● SOURCE TEXT:
= = = = =

It took 3 different types of glue to restore this shattered old chair. I explain why as I go through the repair as well as show how to use vector clamping to clamp pieces that don’t have parallel sides. This is an example of a Level 4 Woodworking Repair project.
The restoration of this shattered chair starts with taking it apart. I use spreader clamps to gently ease the pieces apart to avoid damaging them. Then I can assess the damage. There are 12 parts on this chair and 5 of them are broken, some in multiple places. It’s in bad shape. Some of these parts were previously broken, which is easy to see from the stain in the joints that were broken.
The first few glue ups were bare wood connections, so I used PVA glue (aka Carpenter’s glue) to make a strong, permanent bond. PVA needs tight fitting joints, glue spread on both sides of the joint, and clamping pressure to work properly. In places where wood is split, I used a blunt tip syringe to insert the glue and spread it with the stiff bristles of an artist paint brush.
I move on to the broken parts where there isn’t a clean wood-to-wood connection and there are some voids between the parts. Then only glue that will hold when there’s a gap between parts is epoxy. This 2-part glue is a necessity for restoring parts that don’t fit 100% together. The two cross rails were previously broken with stain in the old breaks, so it told me there wasn’t a good wood-to-wood connection.
The third glue in the furniture restoration project is hide glue. This glue is reversible, meaning it can be heated up and loosened in the future. This is an important glue to use on antiques so that if there’s a need to repair the chair in the future (e.g., to replace a broken part), the piece can be taken apart, repaired, and put back together again. The joints in antiques should never be glued together with PVA glue.

= = = = =

● SUPPLIED MATERIAL:
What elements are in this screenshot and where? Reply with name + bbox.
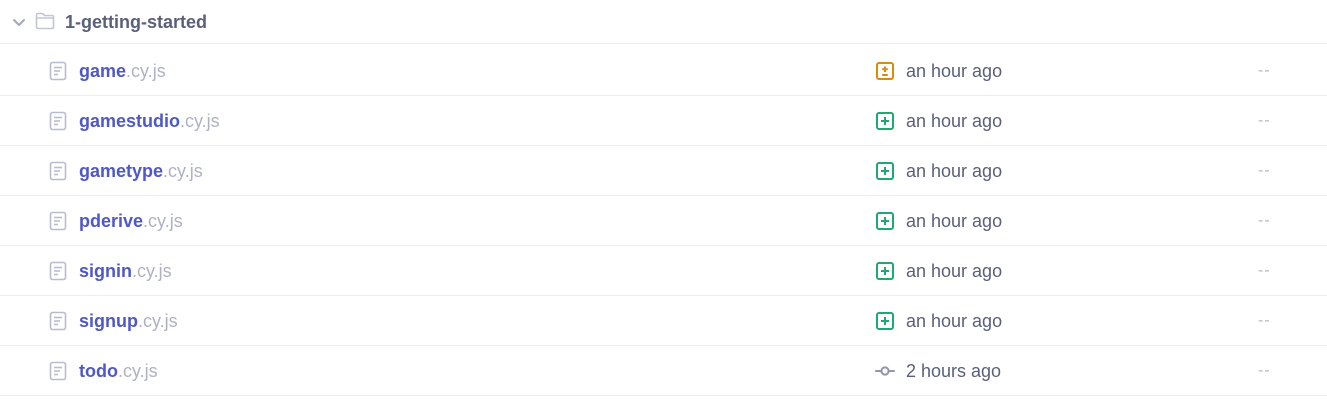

= = = = =

● TASKS TO COMPLETE:
1. For each statement below, say whether it agrees with the chair restoration text, answering yes or no and quoting the words of the text that decide it.
(a) Five of the chair's twelve parts are broken.
(b) PVA glue works properly even when the joints fit loosely.
(c) Hide glue can be heated to loosen it later.
2. Carry the chair restoration text on past its final sentence.
The data has nothing to do with what is asked here.

● RESPONSES:
1.
(a) Yes: "There are 12 parts on this chair and 5 of them are broken"
(b) No: "PVA needs tight fitting joints"
(c) Yes: "it can be heated up and loosened in the future"

2.
I glued the front section together and the back section together before reassembling the whole chair. The back of the chair has a nice curved design, but it prevented me from being able to put a clamp on it. I made up some cauls (wooden blocks) for vector clamping so I could apply the clamping pressure exactly where it was needed to make a strong connection in the chair joints between the front of the chair and the back of the chair.
The final aspect of this restoration was to touch up the finish and fill some voids in the chair. I used a Mohawk graining marker to touch up some imperfections. I also use Mohawk burn-in sticks to fill in the voids in several areas to conceal the damage.
I hope you enjoy this video and learn a few new things about furniture restoration techniques so you can tackle projects like this.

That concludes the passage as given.